__REQUIREMENT__. Look through the entries below and count the lines with the word "like" in them; give only the number.

__INPUT__.
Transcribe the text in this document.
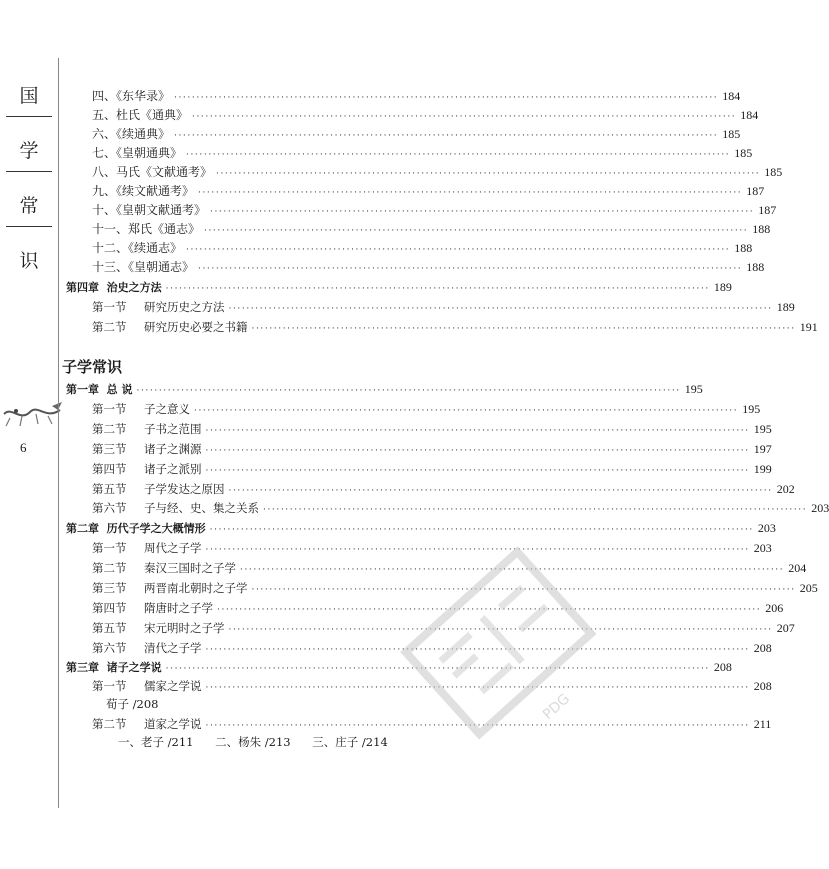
国
学
常
识
6
四、《东华录》 ·························································································································· 184
五、杜氏《通典》 ·························································································································· 184
六、《续通典》 ·························································································································· 185
七、《皇朝通典》 ·························································································································· 185
八、马氏《文献通考》 ·························································································································· 185
九、《续文献通考》 ·························································································································· 187
十、《皇朝文献通考》 ·························································································································· 187
十一、郑氏《通志》 ·························································································································· 188
十二、《续通志》 ·························································································································· 188
十三、《皇朝通志》 ·························································································································· 188
第四章 治史之方法 ·························································································································· 189
第一节 研究历史之方法 ·························································································································· 189
第二节 研究历史必要之书籍 ·························································································································· 191
子学常识
第一章 总 说 ·························································································································· 195
第一节 子之意义 ·························································································································· 195
第二节 子书之范围 ·························································································································· 195
第三节 诸子之渊源 ·························································································································· 197
第四节 诸子之派别 ·························································································································· 199
第五节 子学发达之原因 ·························································································································· 202
第六节 子与经、史、集之关系 ·························································································································· 203
第二章 历代子学之大概情形 ·························································································································· 203
第一节 周代之子学 ·························································································································· 203
第二节 秦汉三国时之子学 ·························································································································· 204
第三节 两晋南北朝时之子学 ·························································································································· 205
第四节 隋唐时之子学 ·························································································································· 206
第五节 宋元明时之子学 ·························································································································· 207
第六节 清代之子学 ·························································································································· 208
第三章 诸子之学说 ·························································································································· 208
第一节 儒家之学说 ·························································································································· 208
荀子 /208
第二节 道家之学说 ·························································································································· 211
一、老子 /211 二、杨朱 /213 三、庄子 /214
PDG
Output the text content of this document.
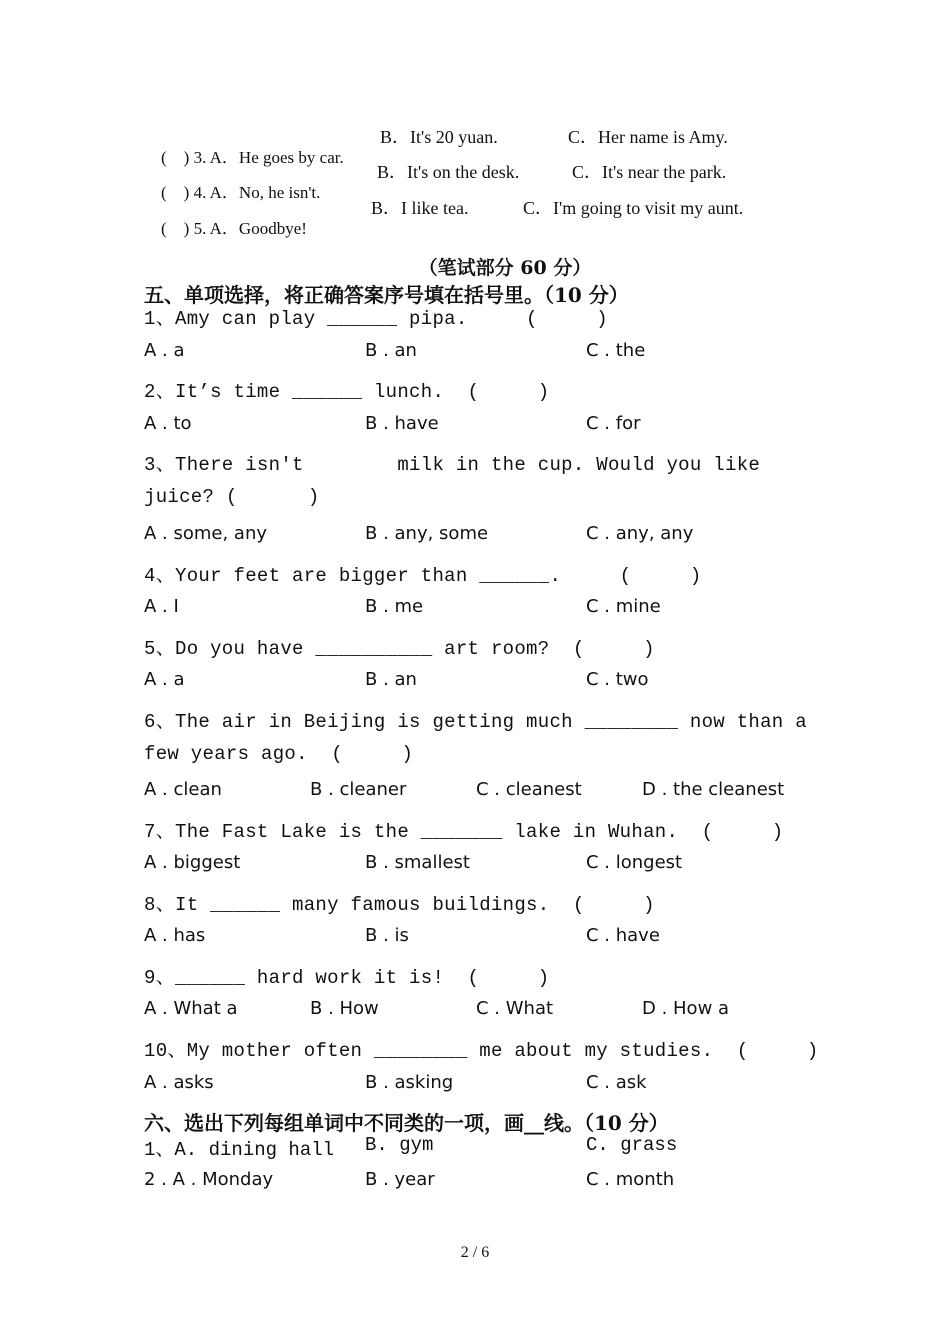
(    ) 3. A．He goes by car.

B．It's 20 yuan.

	C．Her name is Amy.

(    ) 4. A．No, he isn't.

B．It's on the desk.

	C．It's near the park.

(    ) 5. A．Goodbye!

B．I like tea.

	C．I'm going to visit my aunt.

（笔试部分 60 分）
五、单项选择，将正确答案序号填在括号里。（10 分）
1、Amy can play ______ pipa.     (     )
A . a	B . an	C . the
2、It’s time ______ lunch.  (     )
A . to	B . have	C . for
3、There isn't        milk in the cup. Would you like
juice? (      )
A . some, any	B . any, some	C . any, any
4、Your feet are bigger than ______.     (     )
A . I	B . me	C . mine
5、Do you have __________ art room?  (     )
A . a	B . an	C . two
6、The air in Beijing is getting much ________ now than a
few years ago.  (     )
A . clean	B . cleaner	C . cleanest	D . the cleanest
7、The Fast Lake is the _______ lake in Wuhan.  (     )
A . biggest	B . smallest	C . longest
8、It ______ many famous buildings.  (     )
A . has	B . is	C . have
9、______ hard work it is!  (     )
A . What a	B . How	C . What	D . How a
10、My mother often ________ me about my studies.  (     )
A . asks	B . asking	C . ask
六、选出下列每组单词中不同类的一项，画__线。（10 分）
1、A. dining hall B. gym	C. grass
2 . A . Monday	B . year	C . month
2 / 6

__SOLUTION__. 2